- **Data to use**
┌──
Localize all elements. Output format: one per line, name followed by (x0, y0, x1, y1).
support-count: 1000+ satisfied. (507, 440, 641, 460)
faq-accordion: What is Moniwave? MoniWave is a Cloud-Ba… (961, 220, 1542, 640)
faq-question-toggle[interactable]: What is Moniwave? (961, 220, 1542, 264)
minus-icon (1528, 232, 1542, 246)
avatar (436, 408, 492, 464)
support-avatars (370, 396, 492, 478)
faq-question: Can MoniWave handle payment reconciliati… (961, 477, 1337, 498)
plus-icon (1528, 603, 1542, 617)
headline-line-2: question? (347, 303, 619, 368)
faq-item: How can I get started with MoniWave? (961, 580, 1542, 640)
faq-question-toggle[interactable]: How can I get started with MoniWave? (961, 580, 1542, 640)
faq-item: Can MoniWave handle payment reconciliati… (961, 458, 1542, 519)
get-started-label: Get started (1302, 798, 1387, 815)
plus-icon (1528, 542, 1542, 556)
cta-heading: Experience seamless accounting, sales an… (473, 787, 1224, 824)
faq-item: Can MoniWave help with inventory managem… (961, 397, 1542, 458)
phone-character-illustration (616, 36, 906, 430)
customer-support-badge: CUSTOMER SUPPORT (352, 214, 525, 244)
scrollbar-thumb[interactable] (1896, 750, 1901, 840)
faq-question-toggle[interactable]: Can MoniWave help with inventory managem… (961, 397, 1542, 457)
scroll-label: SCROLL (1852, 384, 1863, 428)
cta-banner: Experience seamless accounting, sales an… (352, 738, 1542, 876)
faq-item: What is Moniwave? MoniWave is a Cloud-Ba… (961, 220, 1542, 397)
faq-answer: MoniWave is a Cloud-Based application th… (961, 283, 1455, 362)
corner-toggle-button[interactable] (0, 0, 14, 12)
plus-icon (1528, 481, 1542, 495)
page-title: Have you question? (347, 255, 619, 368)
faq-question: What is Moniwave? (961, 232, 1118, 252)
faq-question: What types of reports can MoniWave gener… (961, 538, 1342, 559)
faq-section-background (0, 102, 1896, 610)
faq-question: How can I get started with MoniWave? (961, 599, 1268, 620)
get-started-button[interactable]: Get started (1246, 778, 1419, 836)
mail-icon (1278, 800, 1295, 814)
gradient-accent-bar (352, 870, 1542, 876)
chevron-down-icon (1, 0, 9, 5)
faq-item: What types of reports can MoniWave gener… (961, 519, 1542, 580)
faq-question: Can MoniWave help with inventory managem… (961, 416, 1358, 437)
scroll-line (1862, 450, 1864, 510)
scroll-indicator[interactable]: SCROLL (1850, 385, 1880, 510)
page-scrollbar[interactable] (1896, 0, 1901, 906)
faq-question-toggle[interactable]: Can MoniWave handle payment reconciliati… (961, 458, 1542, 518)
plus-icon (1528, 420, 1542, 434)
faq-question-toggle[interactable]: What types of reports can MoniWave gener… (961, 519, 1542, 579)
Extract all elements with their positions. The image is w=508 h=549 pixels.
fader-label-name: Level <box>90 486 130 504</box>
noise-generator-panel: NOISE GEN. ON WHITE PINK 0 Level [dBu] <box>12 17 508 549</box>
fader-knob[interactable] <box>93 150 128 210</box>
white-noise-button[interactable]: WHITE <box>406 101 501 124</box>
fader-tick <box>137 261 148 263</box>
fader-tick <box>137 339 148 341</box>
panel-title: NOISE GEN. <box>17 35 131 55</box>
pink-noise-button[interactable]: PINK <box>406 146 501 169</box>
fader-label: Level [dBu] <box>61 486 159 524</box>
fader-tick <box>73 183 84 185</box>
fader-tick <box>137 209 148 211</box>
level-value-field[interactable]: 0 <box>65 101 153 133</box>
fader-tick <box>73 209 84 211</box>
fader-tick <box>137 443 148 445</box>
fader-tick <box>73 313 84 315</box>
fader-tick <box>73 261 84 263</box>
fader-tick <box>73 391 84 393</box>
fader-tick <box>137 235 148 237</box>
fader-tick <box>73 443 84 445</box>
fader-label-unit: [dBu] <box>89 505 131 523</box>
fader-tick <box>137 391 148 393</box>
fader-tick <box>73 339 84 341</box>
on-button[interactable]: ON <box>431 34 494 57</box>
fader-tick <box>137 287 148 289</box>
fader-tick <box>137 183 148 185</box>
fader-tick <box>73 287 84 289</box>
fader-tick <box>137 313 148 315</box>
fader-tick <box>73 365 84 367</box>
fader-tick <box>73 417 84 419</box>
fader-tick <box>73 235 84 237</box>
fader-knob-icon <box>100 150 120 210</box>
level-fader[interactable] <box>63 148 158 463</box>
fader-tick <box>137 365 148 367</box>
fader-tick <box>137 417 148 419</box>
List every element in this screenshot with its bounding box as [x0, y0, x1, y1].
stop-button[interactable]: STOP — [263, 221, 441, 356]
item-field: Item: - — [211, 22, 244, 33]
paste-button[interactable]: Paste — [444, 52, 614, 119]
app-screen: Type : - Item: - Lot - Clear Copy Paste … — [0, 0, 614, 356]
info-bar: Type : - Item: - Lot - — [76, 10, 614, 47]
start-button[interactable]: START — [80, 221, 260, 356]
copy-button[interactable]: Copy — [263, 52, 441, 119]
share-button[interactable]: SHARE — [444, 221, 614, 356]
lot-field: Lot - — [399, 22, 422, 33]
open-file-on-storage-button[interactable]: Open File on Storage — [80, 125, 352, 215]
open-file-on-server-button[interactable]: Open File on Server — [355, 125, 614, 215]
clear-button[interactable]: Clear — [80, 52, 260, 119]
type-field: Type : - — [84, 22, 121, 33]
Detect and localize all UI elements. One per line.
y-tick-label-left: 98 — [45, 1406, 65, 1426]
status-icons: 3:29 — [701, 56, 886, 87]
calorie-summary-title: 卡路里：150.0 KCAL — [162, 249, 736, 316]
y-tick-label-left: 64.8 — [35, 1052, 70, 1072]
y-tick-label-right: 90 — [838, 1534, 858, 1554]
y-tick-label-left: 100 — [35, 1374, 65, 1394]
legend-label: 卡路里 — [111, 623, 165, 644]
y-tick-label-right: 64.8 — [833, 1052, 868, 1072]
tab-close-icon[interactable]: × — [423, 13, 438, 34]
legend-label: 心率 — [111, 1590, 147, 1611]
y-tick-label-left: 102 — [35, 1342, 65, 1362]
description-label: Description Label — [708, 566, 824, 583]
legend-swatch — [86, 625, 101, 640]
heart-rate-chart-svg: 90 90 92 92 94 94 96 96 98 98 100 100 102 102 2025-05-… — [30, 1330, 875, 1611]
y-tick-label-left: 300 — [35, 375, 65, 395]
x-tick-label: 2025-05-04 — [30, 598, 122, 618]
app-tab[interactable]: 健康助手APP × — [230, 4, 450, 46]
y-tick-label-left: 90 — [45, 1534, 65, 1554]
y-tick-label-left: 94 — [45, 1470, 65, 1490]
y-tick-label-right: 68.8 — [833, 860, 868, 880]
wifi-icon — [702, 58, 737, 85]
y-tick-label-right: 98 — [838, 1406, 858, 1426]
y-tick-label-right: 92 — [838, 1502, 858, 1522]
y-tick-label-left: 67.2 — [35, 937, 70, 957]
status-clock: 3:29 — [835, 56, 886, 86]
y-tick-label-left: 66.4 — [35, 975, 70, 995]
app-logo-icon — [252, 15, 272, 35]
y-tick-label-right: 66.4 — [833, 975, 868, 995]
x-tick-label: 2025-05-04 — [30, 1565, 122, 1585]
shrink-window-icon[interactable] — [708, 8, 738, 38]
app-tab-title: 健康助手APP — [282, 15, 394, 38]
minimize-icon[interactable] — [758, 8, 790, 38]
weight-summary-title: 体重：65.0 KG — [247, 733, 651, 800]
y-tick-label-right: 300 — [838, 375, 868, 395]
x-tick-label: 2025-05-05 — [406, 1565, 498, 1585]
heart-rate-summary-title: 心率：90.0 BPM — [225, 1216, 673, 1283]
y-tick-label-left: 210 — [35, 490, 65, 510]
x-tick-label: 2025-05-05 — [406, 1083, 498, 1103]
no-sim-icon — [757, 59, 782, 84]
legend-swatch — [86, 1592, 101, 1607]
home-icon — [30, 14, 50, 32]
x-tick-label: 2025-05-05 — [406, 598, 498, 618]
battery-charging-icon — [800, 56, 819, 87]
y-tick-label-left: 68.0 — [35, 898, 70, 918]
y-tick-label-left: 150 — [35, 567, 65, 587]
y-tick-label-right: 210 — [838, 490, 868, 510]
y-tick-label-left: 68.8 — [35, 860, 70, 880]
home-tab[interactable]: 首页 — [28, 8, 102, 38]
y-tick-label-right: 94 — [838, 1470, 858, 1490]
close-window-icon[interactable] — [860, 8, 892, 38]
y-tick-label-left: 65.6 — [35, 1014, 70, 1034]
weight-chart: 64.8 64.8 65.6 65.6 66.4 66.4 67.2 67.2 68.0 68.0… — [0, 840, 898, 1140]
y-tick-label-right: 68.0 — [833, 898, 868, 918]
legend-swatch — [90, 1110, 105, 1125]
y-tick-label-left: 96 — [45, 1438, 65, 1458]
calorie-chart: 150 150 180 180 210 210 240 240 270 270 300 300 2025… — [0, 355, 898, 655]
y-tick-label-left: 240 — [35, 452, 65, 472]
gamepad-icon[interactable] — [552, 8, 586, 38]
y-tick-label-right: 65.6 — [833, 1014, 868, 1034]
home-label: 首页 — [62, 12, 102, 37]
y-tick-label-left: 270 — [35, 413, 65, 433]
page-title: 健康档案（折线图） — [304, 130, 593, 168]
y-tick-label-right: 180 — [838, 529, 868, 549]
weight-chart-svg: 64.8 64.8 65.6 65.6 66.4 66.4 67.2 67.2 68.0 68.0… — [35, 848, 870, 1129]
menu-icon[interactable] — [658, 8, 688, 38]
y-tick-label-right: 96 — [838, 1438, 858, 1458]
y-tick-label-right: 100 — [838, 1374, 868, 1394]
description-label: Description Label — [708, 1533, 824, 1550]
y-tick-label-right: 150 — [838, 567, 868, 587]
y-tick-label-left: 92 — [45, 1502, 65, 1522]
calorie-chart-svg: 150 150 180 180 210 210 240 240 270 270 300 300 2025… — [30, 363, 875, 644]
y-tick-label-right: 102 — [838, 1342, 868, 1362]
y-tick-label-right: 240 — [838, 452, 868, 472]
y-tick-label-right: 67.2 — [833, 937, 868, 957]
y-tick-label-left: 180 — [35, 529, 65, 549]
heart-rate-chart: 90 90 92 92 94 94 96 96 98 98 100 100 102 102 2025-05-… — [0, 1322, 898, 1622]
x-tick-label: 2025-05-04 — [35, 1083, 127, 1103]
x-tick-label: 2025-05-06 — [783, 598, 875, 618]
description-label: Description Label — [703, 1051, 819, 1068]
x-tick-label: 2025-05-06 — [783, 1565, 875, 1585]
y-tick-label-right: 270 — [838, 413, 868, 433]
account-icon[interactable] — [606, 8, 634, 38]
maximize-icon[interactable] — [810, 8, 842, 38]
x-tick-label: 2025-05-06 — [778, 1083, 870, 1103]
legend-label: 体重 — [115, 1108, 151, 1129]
└──
- **Requirements**
Reproduce the entries verbatim, from the very top through the line that contains "support-avatars (370, 396, 492, 478)", including both of those lines.

- **Solution to this exercise**
Localize all elements. Output format: one per line, name followed by (x0, y0, x1, y1).
support-count: 1000+ satisfied. (507, 440, 641, 460)
faq-accordion: What is Moniwave? MoniWave is a Cloud-Ba… (961, 220, 1542, 640)
faq-question-toggle[interactable]: What is Moniwave? (961, 220, 1542, 264)
minus-icon (1528, 232, 1542, 246)
avatar (436, 408, 492, 464)
support-avatars (370, 396, 492, 478)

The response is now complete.